▶

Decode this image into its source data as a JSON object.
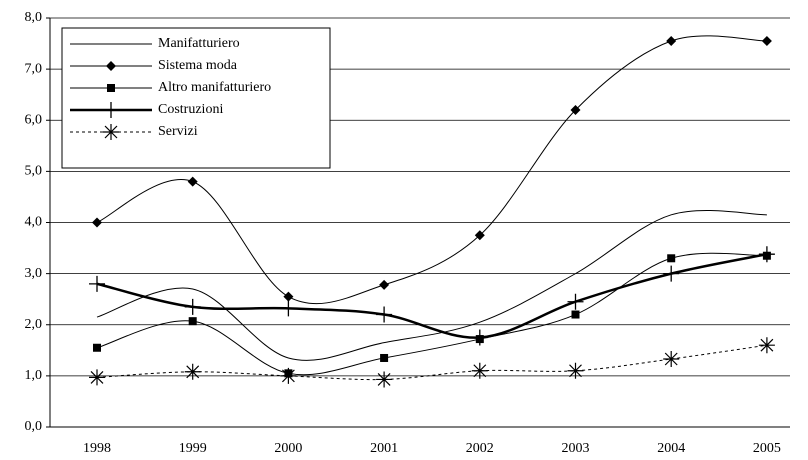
{
  "chart_data": {
    "type": "line",
    "categories": [
      "1998",
      "1999",
      "2000",
      "2001",
      "2002",
      "2003",
      "2004",
      "2005"
    ],
    "series": [
      {
        "name": "Manifatturiero",
        "color": "#000000",
        "marker": "none",
        "width": 1,
        "dash": false,
        "values": [
          2.15,
          2.7,
          1.35,
          1.65,
          2.05,
          3.0,
          4.15,
          4.15
        ]
      },
      {
        "name": "Sistema moda",
        "color": "#000000",
        "marker": "diamond",
        "width": 1,
        "dash": false,
        "values": [
          4.0,
          4.8,
          2.55,
          2.78,
          3.75,
          6.2,
          7.55,
          7.55
        ]
      },
      {
        "name": "Altro manifatturiero",
        "color": "#000000",
        "marker": "square",
        "width": 1,
        "dash": false,
        "values": [
          1.55,
          2.07,
          1.05,
          1.35,
          1.72,
          2.2,
          3.3,
          3.35
        ]
      },
      {
        "name": "Costruzioni",
        "color": "#000000",
        "marker": "plus",
        "width": 2.5,
        "dash": false,
        "values": [
          2.8,
          2.35,
          2.32,
          2.2,
          1.75,
          2.45,
          3.0,
          3.38
        ]
      },
      {
        "name": "Servizi",
        "color": "#000000",
        "marker": "star",
        "width": 1,
        "dash": true,
        "values": [
          0.97,
          1.08,
          1.0,
          0.93,
          1.1,
          1.1,
          1.33,
          1.6
        ]
      }
    ],
    "ylim": [
      0,
      8
    ],
    "yticks": [
      {
        "value": 0,
        "label": "0,0"
      },
      {
        "value": 1,
        "label": "1,0"
      },
      {
        "value": 2,
        "label": "2,0"
      },
      {
        "value": 3,
        "label": "3,0"
      },
      {
        "value": 4,
        "label": "4,0"
      },
      {
        "value": 5,
        "label": "5,0"
      },
      {
        "value": 6,
        "label": "6,0"
      },
      {
        "value": 7,
        "label": "7,0"
      },
      {
        "value": 8,
        "label": "8,0"
      }
    ],
    "grid": true,
    "smooth": true,
    "legend": "upper left"
  }
}
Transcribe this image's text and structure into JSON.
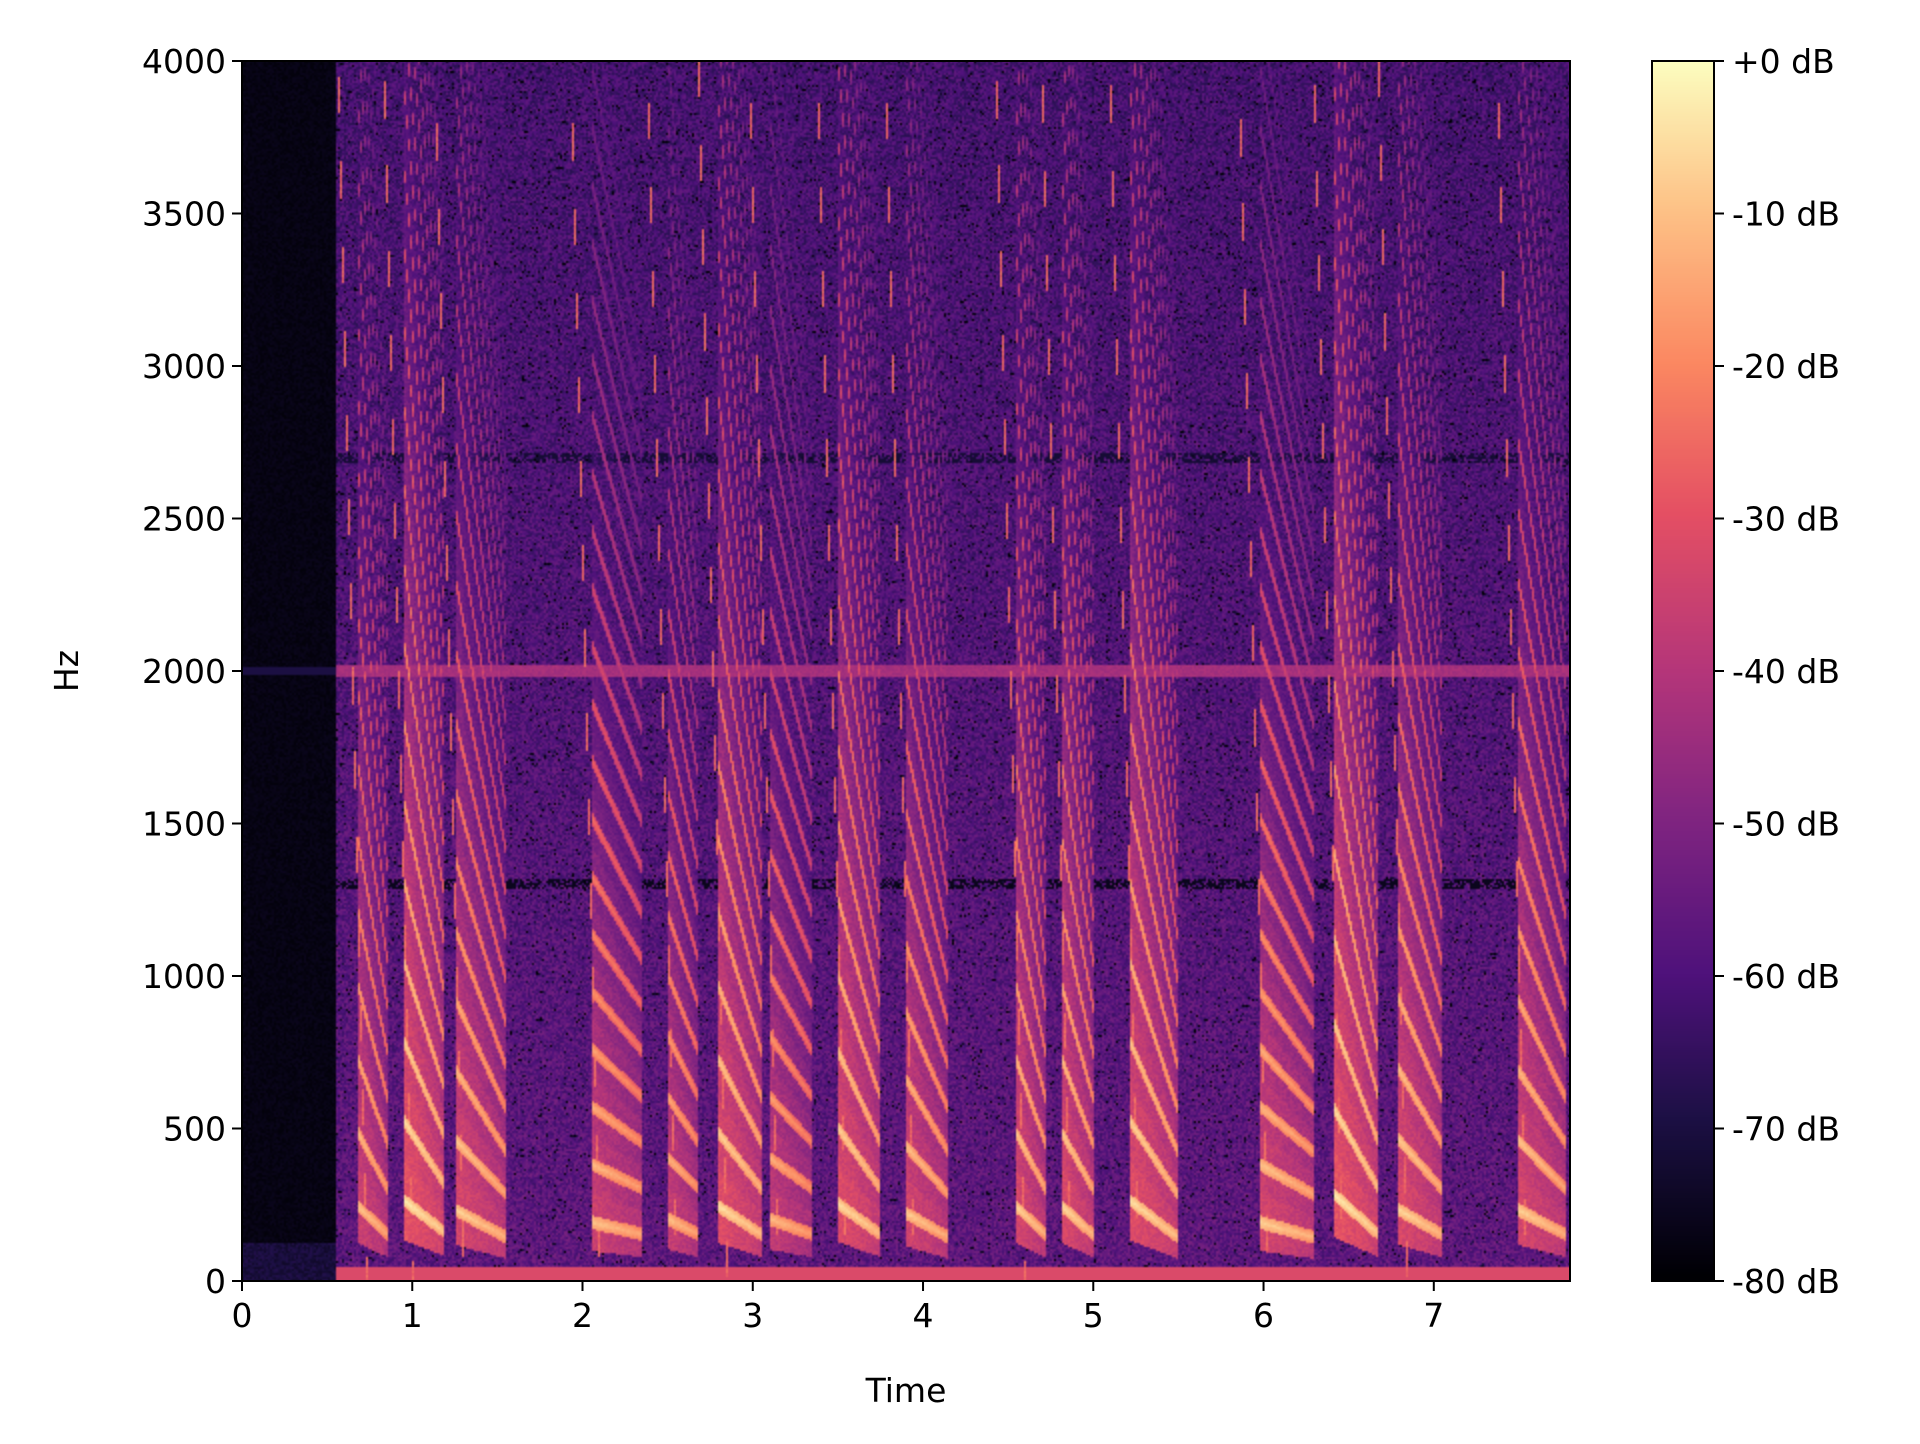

◀

** Written exercise **
Show each line of the listing that holds the string "into".

** The result **
Decode this image into its source data as a JSON object.
Transcribe this image's text and structure into JSON.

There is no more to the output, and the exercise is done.